>>>

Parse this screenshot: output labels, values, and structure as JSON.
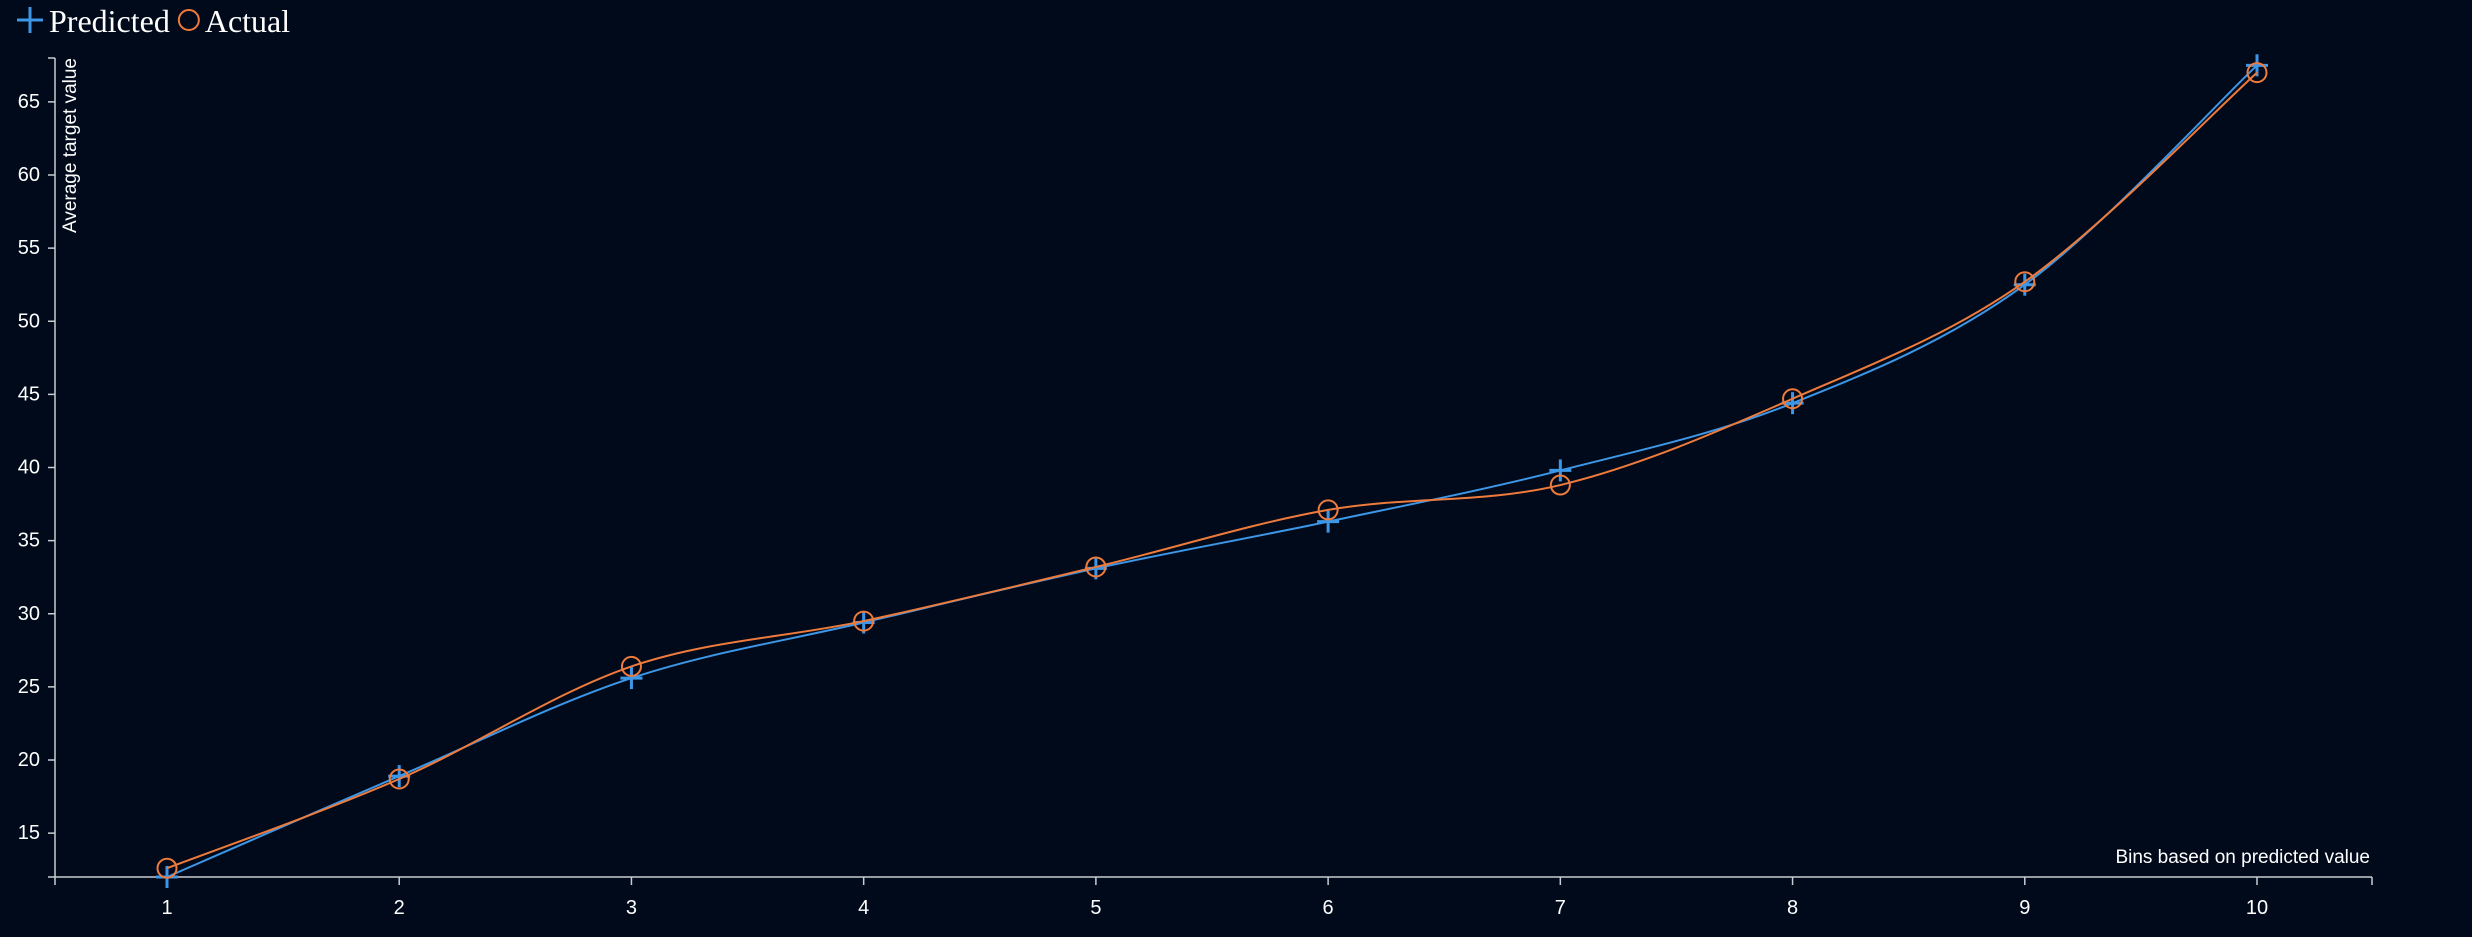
{
  "chart_data": {
    "type": "line",
    "title": "",
    "xlabel": "Bins based on predicted value",
    "ylabel": "Average target value",
    "categories": [
      "1",
      "2",
      "3",
      "4",
      "5",
      "6",
      "7",
      "8",
      "9",
      "10"
    ],
    "x": [
      1,
      2,
      3,
      4,
      5,
      6,
      7,
      8,
      9,
      10
    ],
    "xlim": [
      0.5,
      10.5
    ],
    "ylim": [
      12,
      68
    ],
    "yticks": [
      15,
      20,
      25,
      30,
      35,
      40,
      45,
      50,
      55,
      60,
      65
    ],
    "grid": false,
    "legend": "top-left",
    "series": [
      {
        "name": "Predicted",
        "marker": "plus",
        "color": "#3d96e6",
        "values": [
          12.0,
          18.9,
          25.6,
          29.4,
          33.1,
          36.3,
          39.8,
          44.4,
          52.5,
          67.5
        ]
      },
      {
        "name": "Actual",
        "marker": "circle",
        "color": "#ee7b3c",
        "values": [
          12.6,
          18.7,
          26.4,
          29.5,
          33.2,
          37.1,
          38.8,
          44.7,
          52.7,
          67.0
        ]
      }
    ]
  }
}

<<<

- WHAT YOU NEED TO DO:
Reproduce the records verbatim, omitting all images they contain.

- ANSWER TO THIS TASK:
Parse this screenshot: output labels, values, and structure as JSON.
{
  "chart_data": {
    "type": "line",
    "title": "",
    "xlabel": "Bins based on predicted value",
    "ylabel": "Average target value",
    "categories": [
      "1",
      "2",
      "3",
      "4",
      "5",
      "6",
      "7",
      "8",
      "9",
      "10"
    ],
    "x": [
      1,
      2,
      3,
      4,
      5,
      6,
      7,
      8,
      9,
      10
    ],
    "xlim": [
      0.5,
      10.5
    ],
    "ylim": [
      12,
      68
    ],
    "yticks": [
      15,
      20,
      25,
      30,
      35,
      40,
      45,
      50,
      55,
      60,
      65
    ],
    "grid": false,
    "legend": "top-left",
    "series": [
      {
        "name": "Predicted",
        "marker": "plus",
        "color": "#3d96e6",
        "values": [
          12.0,
          18.9,
          25.6,
          29.4,
          33.1,
          36.3,
          39.8,
          44.4,
          52.5,
          67.5
        ]
      },
      {
        "name": "Actual",
        "marker": "circle",
        "color": "#ee7b3c",
        "values": [
          12.6,
          18.7,
          26.4,
          29.5,
          33.2,
          37.1,
          38.8,
          44.7,
          52.7,
          67.0
        ]
      }
    ]
  }
}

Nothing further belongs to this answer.